What follows is a set of records, each of which is to be written out exactly.
******************************
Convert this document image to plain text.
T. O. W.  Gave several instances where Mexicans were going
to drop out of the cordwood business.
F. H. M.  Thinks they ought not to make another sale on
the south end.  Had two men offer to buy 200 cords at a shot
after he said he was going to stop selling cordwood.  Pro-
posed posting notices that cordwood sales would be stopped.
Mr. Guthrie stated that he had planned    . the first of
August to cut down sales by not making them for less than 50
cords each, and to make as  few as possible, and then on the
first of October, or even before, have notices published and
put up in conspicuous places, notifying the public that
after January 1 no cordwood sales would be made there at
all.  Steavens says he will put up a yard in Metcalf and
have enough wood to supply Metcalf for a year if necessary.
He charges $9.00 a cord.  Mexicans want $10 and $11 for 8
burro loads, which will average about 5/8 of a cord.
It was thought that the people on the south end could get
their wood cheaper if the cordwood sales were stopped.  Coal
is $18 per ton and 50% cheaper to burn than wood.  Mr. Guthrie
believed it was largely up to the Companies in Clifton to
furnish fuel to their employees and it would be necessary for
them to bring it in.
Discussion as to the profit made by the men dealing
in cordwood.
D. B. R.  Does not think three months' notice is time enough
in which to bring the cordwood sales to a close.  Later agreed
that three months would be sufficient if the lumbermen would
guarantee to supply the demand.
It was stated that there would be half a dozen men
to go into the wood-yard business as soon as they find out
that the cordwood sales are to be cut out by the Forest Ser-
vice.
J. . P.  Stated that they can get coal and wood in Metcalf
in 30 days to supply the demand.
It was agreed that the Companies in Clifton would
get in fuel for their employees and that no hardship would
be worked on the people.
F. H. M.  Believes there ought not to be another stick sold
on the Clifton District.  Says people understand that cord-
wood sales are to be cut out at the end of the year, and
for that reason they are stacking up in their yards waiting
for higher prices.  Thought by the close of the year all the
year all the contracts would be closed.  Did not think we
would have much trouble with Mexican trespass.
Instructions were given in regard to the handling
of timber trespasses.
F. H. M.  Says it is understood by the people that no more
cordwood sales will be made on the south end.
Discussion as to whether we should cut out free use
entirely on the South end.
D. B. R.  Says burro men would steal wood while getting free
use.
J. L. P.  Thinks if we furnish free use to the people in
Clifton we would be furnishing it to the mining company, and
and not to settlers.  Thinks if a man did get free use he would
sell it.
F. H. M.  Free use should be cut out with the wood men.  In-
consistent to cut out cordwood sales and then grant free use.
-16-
******************************
= Answer to the task =
Convert this document image to plain text.
T. O. W.  Gave several instances where Mexicans were going
to drop out of the cordwood business.
F. H. M.  Thinks they ought not to make another sale on
the south end.  Had two men offer to buy 200 cords at a shot
after he said he was going to stop selling cordwood.  Pro-
posed posting notices that cordwood sales would be stopped.
Mr. Guthrie stated that he had planned    . the first of
August to cut down sales by not making them for less than 50
cords each, and to make as  few as possible, and then on the
first of October, or even before, have notices published and
put up in conspicuous places, notifying the public that
after January 1 no cordwood sales would be made there at
all.  Steavens says he will put up a yard in Metcalf and
have enough wood to supply Metcalf for a year if necessary.
He charges $9.00 a cord.  Mexicans want $10 and $11 for 8
burro loads, which will average about 5/8 of a cord.
It was thought that the people on the south end could get
their wood cheaper if the cordwood sales were stopped.  Coal
is $18 per ton and 50% cheaper to burn than wood.  Mr. Guthrie
believed it was largely up to the Companies in Clifton to
furnish fuel to their employees and it would be necessary for
them to bring it in.
Discussion as to the profit made by the men dealing
in cordwood.
D. B. R.  Does not think three months' notice is time enough
in which to bring the cordwood sales to a close.  Later agreed
that three months would be sufficient if the lumbermen would
guarantee to supply the demand.
It was stated that there would be half a dozen men
to go into the wood-yard business as soon as they find out
that the cordwood sales are to be cut out by the Forest Ser-
vice.
J. . P.  Stated that they can get coal and wood in Metcalf
in 30 days to supply the demand.
It was agreed that the Companies in Clifton would
get in fuel for their employees and that no hardship would
be worked on the people.
F. H. M.  Believes there ought not to be another stick sold
on the Clifton District.  Says people understand that cord-
wood sales are to be cut out at the end of the year, and
for that reason they are stacking up in their yards waiting
for higher prices.  Thought by the close of the year all the
year all the contracts would be closed.  Did not think we
would have much trouble with Mexican trespass.
Instructions were given in regard to the handling
of timber trespasses.
F. H. M.  Says it is understood by the people that no more
cordwood sales will be made on the south end.
Discussion as to whether we should cut out free use
entirely on the South end.
D. B. R.  Says burro men would steal wood while getting free
use.
J. L. P.  Thinks if we furnish free use to the people in
Clifton we would be furnishing it to the mining company, and
and not to settlers.  Thinks if a man did get free use he would
sell it.
F. H. M.  Free use should be cut out with the wood men.  In-
consistent to cut out cordwood sales and then grant free use.
-16-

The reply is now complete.